Copy out each line of the data holding "this".

________________________

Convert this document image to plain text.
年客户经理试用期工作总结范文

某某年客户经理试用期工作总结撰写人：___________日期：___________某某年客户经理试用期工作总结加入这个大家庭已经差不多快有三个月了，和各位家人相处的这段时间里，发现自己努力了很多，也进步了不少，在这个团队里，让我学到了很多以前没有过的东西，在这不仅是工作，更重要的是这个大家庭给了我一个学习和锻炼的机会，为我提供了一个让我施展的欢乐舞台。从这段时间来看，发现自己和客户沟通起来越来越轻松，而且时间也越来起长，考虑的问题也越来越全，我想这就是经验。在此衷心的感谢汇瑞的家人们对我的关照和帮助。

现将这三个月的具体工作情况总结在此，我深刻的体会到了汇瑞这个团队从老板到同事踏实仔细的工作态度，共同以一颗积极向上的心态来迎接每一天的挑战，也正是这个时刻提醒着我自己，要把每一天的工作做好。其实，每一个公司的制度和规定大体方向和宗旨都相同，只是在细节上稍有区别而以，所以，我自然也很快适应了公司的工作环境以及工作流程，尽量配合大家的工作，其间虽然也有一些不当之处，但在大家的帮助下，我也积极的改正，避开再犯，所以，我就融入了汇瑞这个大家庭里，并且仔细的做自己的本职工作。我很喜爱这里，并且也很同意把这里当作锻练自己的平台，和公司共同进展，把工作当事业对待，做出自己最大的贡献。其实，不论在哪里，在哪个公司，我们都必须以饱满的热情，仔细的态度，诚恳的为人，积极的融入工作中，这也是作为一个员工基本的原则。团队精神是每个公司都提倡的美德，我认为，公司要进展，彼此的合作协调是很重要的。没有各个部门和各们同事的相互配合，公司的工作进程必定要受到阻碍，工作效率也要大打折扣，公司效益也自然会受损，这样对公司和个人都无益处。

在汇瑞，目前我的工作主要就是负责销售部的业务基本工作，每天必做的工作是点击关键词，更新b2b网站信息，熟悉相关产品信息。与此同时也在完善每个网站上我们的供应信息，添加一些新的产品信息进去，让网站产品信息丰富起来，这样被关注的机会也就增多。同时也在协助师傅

________________________

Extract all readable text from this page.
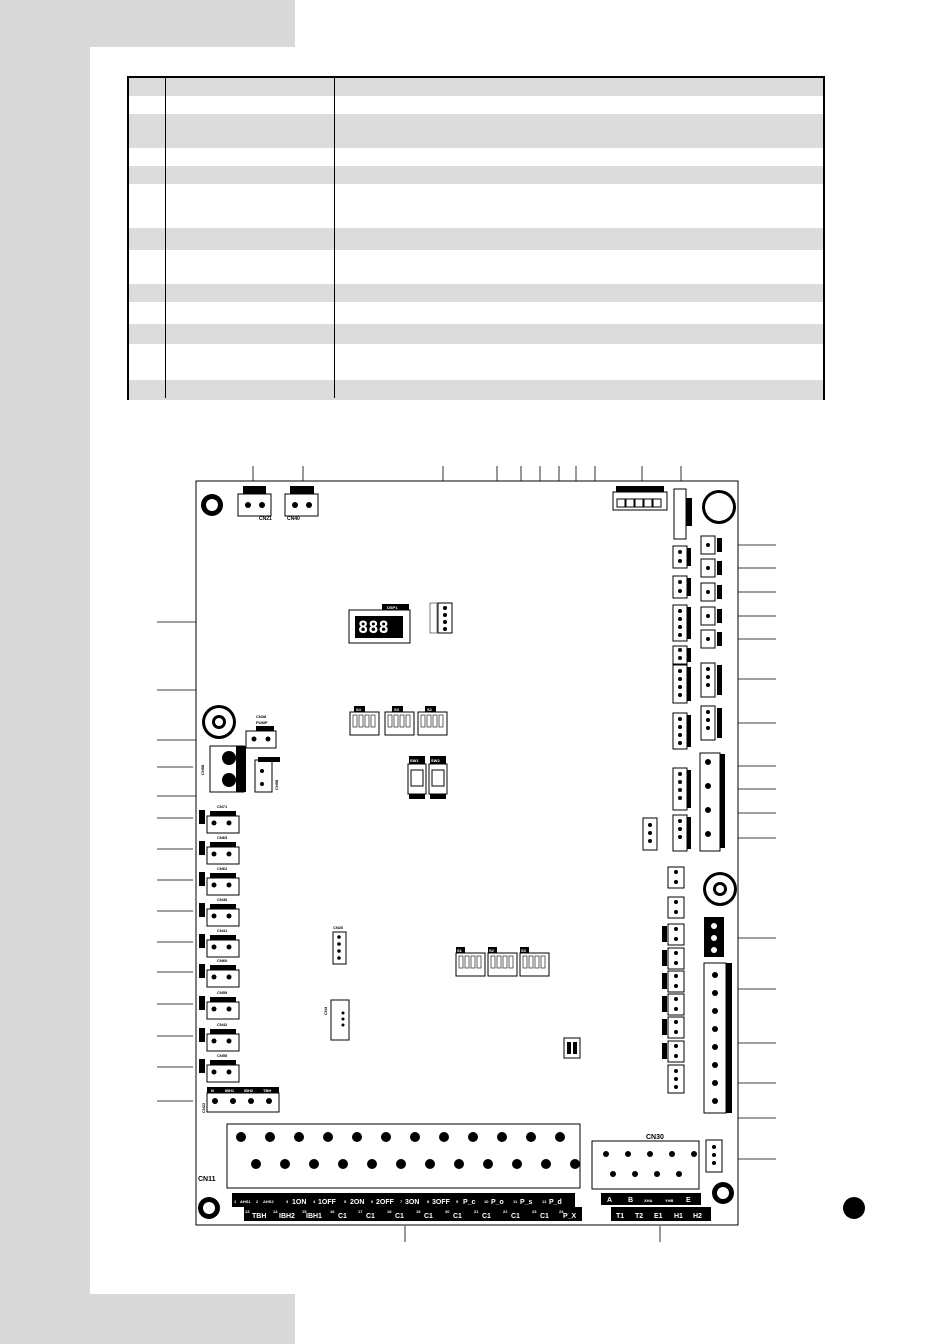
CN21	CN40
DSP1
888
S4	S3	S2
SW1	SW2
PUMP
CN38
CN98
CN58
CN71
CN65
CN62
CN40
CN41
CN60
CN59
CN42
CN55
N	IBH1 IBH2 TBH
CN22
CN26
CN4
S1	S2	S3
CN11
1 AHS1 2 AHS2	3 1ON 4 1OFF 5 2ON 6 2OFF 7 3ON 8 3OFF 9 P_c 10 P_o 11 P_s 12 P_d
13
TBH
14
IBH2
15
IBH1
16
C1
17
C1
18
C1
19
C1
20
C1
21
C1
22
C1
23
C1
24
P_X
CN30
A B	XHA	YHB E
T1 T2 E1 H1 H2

________________________

**ANSWER FOR THE TASK**
Convert this document image to plain text.
Extract all readable text from this page.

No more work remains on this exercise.